Exercise instructions: Each line that includes the string "image" counts once; give the total and nothing else.

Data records
+-------+

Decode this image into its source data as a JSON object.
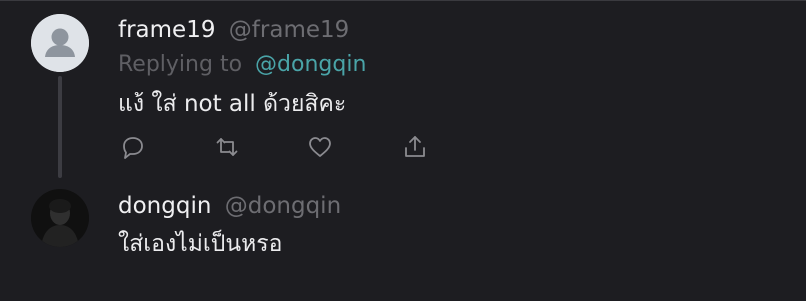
{
  "tweets": [
    {
      "display_name": "frame19",
      "handle": "@frame19",
      "replying_to_label": "Replying to",
      "replying_to_handle": "@dongqin",
      "text": "แง้ ใส่ not all ด้วยสิคะ",
      "avatar": "default-avatar-icon",
      "actions": [
        "reply-icon",
        "retweet-icon",
        "like-icon",
        "share-icon"
      ]
    },
    {
      "display_name": "dongqin",
      "handle": "@dongqin",
      "text": "ใส่เองไม่เป็นหรอ",
      "avatar": "user-photo"
    }
  ],
  "colors": {
    "background": "#1d1d21",
    "text": "#ececee",
    "muted": "#6d6d72",
    "mention": "#4aa4a8",
    "icon": "#8b8b90"
  }
}
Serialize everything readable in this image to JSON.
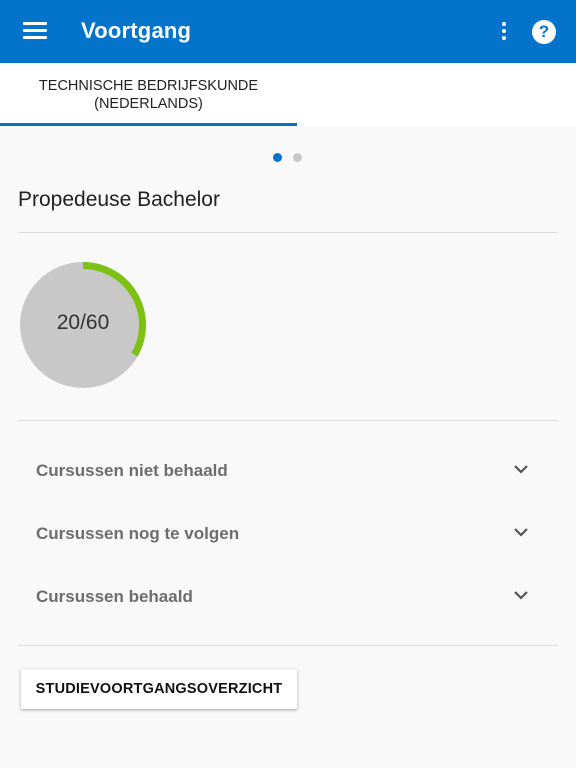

+-------+

The completed task: 2